| EXERCISE INPUT |
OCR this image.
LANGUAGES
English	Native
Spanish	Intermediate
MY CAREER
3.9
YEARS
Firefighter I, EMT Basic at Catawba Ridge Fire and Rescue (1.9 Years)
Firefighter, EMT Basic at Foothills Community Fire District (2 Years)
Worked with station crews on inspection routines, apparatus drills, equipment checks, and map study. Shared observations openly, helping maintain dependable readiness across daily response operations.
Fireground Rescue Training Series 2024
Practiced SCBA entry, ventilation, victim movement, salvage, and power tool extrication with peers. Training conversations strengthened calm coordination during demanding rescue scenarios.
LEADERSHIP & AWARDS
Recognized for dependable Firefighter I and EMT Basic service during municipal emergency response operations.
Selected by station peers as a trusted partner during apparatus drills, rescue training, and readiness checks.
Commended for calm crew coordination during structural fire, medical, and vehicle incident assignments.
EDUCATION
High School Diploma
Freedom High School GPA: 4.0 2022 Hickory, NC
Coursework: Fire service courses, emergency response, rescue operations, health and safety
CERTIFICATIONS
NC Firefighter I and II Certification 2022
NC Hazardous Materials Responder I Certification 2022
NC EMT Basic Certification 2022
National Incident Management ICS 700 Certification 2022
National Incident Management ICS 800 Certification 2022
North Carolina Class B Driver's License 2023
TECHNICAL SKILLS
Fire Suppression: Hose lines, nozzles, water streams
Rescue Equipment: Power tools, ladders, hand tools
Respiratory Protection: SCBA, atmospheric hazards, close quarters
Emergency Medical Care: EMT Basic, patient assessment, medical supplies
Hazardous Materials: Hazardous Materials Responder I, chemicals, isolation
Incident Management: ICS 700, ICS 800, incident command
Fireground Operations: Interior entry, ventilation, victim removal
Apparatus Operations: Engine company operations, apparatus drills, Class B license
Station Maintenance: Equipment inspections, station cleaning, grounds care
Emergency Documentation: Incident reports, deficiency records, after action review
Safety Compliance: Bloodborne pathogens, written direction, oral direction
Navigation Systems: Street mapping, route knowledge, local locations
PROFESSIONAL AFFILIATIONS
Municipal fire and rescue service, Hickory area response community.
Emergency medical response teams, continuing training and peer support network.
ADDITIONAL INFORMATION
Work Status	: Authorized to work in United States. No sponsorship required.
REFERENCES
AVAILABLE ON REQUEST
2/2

| WORK TO COMPLETE |
Could you retype every record above exactly as it appears?

| TASK RESPONSE |
OCR this image.
LANGUAGES
English	Native
Spanish	Intermediate
MY CAREER
3.9
YEARS
Firefighter I, EMT Basic at Catawba Ridge Fire and Rescue (1.9 Years)
Firefighter, EMT Basic at Foothills Community Fire District (2 Years)
Worked with station crews on inspection routines, apparatus drills, equipment checks, and map study. Shared observations openly, helping maintain dependable readiness across daily response operations.
Fireground Rescue Training Series 2024
Practiced SCBA entry, ventilation, victim movement, salvage, and power tool extrication with peers. Training conversations strengthened calm coordination during demanding rescue scenarios.
LEADERSHIP & AWARDS
Recognized for dependable Firefighter I and EMT Basic service during municipal emergency response operations.
Selected by station peers as a trusted partner during apparatus drills, rescue training, and readiness checks.
Commended for calm crew coordination during structural fire, medical, and vehicle incident assignments.
EDUCATION
High School Diploma
Freedom High School GPA: 4.0 2022 Hickory, NC
Coursework: Fire service courses, emergency response, rescue operations, health and safety
CERTIFICATIONS
NC Firefighter I and II Certification 2022
NC Hazardous Materials Responder I Certification 2022
NC EMT Basic Certification 2022
National Incident Management ICS 700 Certification 2022
National Incident Management ICS 800 Certification 2022
North Carolina Class B Driver's License 2023
TECHNICAL SKILLS
Fire Suppression: Hose lines, nozzles, water streams
Rescue Equipment: Power tools, ladders, hand tools
Respiratory Protection: SCBA, atmospheric hazards, close quarters
Emergency Medical Care: EMT Basic, patient assessment, medical supplies
Hazardous Materials: Hazardous Materials Responder I, chemicals, isolation
Incident Management: ICS 700, ICS 800, incident command
Fireground Operations: Interior entry, ventilation, victim removal
Apparatus Operations: Engine company operations, apparatus drills, Class B license
Station Maintenance: Equipment inspections, station cleaning, grounds care
Emergency Documentation: Incident reports, deficiency records, after action review
Safety Compliance: Bloodborne pathogens, written direction, oral direction
Navigation Systems: Street mapping, route knowledge, local locations
PROFESSIONAL AFFILIATIONS
Municipal fire and rescue service, Hickory area response community.
Emergency medical response teams, continuing training and peer support network.
ADDITIONAL INFORMATION
Work Status	: Authorized to work in United States. No sponsorship required.
REFERENCES
AVAILABLE ON REQUEST
2/2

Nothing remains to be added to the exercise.